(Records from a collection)
=======

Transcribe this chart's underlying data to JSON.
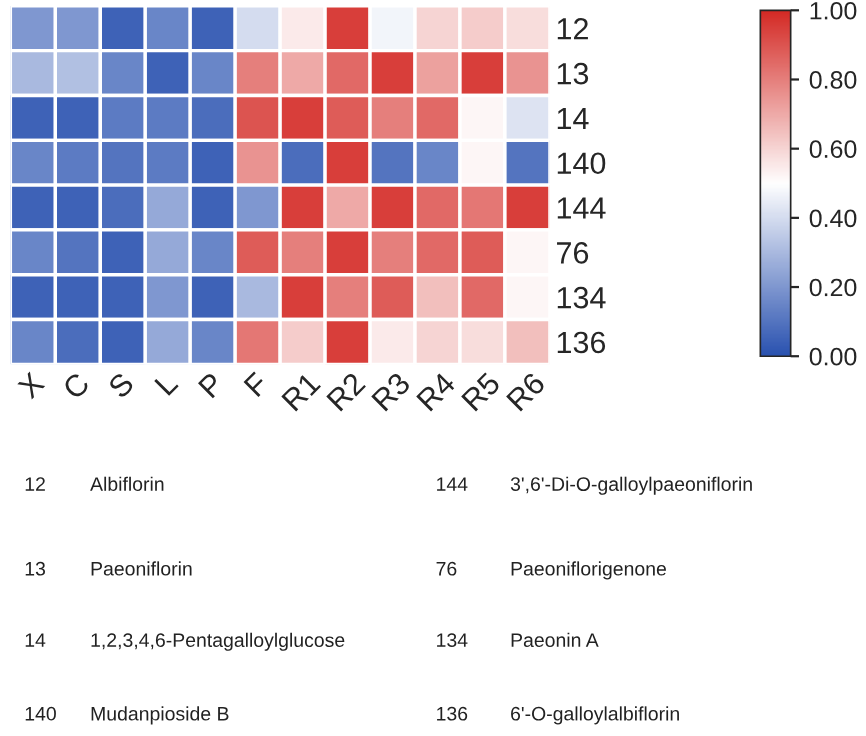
{
  "chart_data": {
    "type": "heatmap",
    "categories": [
      "X",
      "C",
      "S",
      "L",
      "P",
      "F",
      "R1",
      "R2",
      "R3",
      "R4",
      "R5",
      "R6"
    ],
    "y_categories": [
      "12",
      "13",
      "14",
      "140",
      "144",
      "76",
      "134",
      "136"
    ],
    "cells": [
      [
        0.2,
        0.2,
        0.05,
        0.15,
        0.05,
        0.4,
        0.55,
        0.95,
        0.47,
        0.6,
        0.62,
        0.58
      ],
      [
        0.3,
        0.32,
        0.15,
        0.05,
        0.15,
        0.8,
        0.7,
        0.85,
        0.95,
        0.72,
        0.95,
        0.75
      ],
      [
        0.05,
        0.05,
        0.12,
        0.12,
        0.08,
        0.9,
        0.95,
        0.88,
        0.8,
        0.85,
        0.52,
        0.42
      ],
      [
        0.15,
        0.12,
        0.1,
        0.12,
        0.05,
        0.75,
        0.08,
        0.95,
        0.1,
        0.15,
        0.52,
        0.1
      ],
      [
        0.05,
        0.05,
        0.08,
        0.25,
        0.05,
        0.2,
        0.95,
        0.7,
        0.95,
        0.85,
        0.82,
        0.95
      ],
      [
        0.15,
        0.1,
        0.05,
        0.25,
        0.15,
        0.88,
        0.8,
        0.95,
        0.8,
        0.85,
        0.88,
        0.52
      ],
      [
        0.05,
        0.05,
        0.05,
        0.2,
        0.05,
        0.3,
        0.95,
        0.8,
        0.88,
        0.65,
        0.85,
        0.52
      ],
      [
        0.15,
        0.08,
        0.05,
        0.25,
        0.15,
        0.82,
        0.62,
        0.95,
        0.55,
        0.6,
        0.58,
        0.65
      ]
    ],
    "clim": [
      0,
      1
    ],
    "cticks": [
      {
        "value": 0,
        "label": "0.00"
      },
      {
        "value": 0.2,
        "label": "0.20"
      },
      {
        "value": 0.4,
        "label": "0.40"
      },
      {
        "value": 0.6,
        "label": "0.60"
      },
      {
        "value": 0.8,
        "label": "0.80"
      },
      {
        "value": 1,
        "label": "1.00"
      }
    ],
    "annotations": [
      "12",
      "Albiflorin",
      "144",
      "3',6'-Di-O-galloylpaeoniflorin",
      "13",
      "Paeoniflorin",
      "76",
      "Paeoniflorigenone",
      "14",
      "1,2,3,4,6-Pentagalloylglucose",
      "134",
      "Paeonin A",
      "140",
      "Mudanpioside B",
      "136",
      "6'-O-galloylalbiflorin"
    ]
  }
}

=======

- DO THIS -
Nothing but the pictures may be dropped; output the records above exactly.

- CORRECT RESPONSE -
Transcribe this chart's underlying data to JSON.
{
  "chart_data": {
    "type": "heatmap",
    "categories": [
      "X",
      "C",
      "S",
      "L",
      "P",
      "F",
      "R1",
      "R2",
      "R3",
      "R4",
      "R5",
      "R6"
    ],
    "y_categories": [
      "12",
      "13",
      "14",
      "140",
      "144",
      "76",
      "134",
      "136"
    ],
    "cells": [
      [
        0.2,
        0.2,
        0.05,
        0.15,
        0.05,
        0.4,
        0.55,
        0.95,
        0.47,
        0.6,
        0.62,
        0.58
      ],
      [
        0.3,
        0.32,
        0.15,
        0.05,
        0.15,
        0.8,
        0.7,
        0.85,
        0.95,
        0.72,
        0.95,
        0.75
      ],
      [
        0.05,
        0.05,
        0.12,
        0.12,
        0.08,
        0.9,
        0.95,
        0.88,
        0.8,
        0.85,
        0.52,
        0.42
      ],
      [
        0.15,
        0.12,
        0.1,
        0.12,
        0.05,
        0.75,
        0.08,
        0.95,
        0.1,
        0.15,
        0.52,
        0.1
      ],
      [
        0.05,
        0.05,
        0.08,
        0.25,
        0.05,
        0.2,
        0.95,
        0.7,
        0.95,
        0.85,
        0.82,
        0.95
      ],
      [
        0.15,
        0.1,
        0.05,
        0.25,
        0.15,
        0.88,
        0.8,
        0.95,
        0.8,
        0.85,
        0.88,
        0.52
      ],
      [
        0.05,
        0.05,
        0.05,
        0.2,
        0.05,
        0.3,
        0.95,
        0.8,
        0.88,
        0.65,
        0.85,
        0.52
      ],
      [
        0.15,
        0.08,
        0.05,
        0.25,
        0.15,
        0.82,
        0.62,
        0.95,
        0.55,
        0.6,
        0.58,
        0.65
      ]
    ],
    "clim": [
      0,
      1
    ],
    "cticks": [
      {
        "value": 0,
        "label": "0.00"
      },
      {
        "value": 0.2,
        "label": "0.20"
      },
      {
        "value": 0.4,
        "label": "0.40"
      },
      {
        "value": 0.6,
        "label": "0.60"
      },
      {
        "value": 0.8,
        "label": "0.80"
      },
      {
        "value": 1,
        "label": "1.00"
      }
    ],
    "annotations": [
      "12",
      "Albiflorin",
      "144",
      "3',6'-Di-O-galloylpaeoniflorin",
      "13",
      "Paeoniflorin",
      "76",
      "Paeoniflorigenone",
      "14",
      "1,2,3,4,6-Pentagalloylglucose",
      "134",
      "Paeonin A",
      "140",
      "Mudanpioside B",
      "136",
      "6'-O-galloylalbiflorin"
    ]
  }
}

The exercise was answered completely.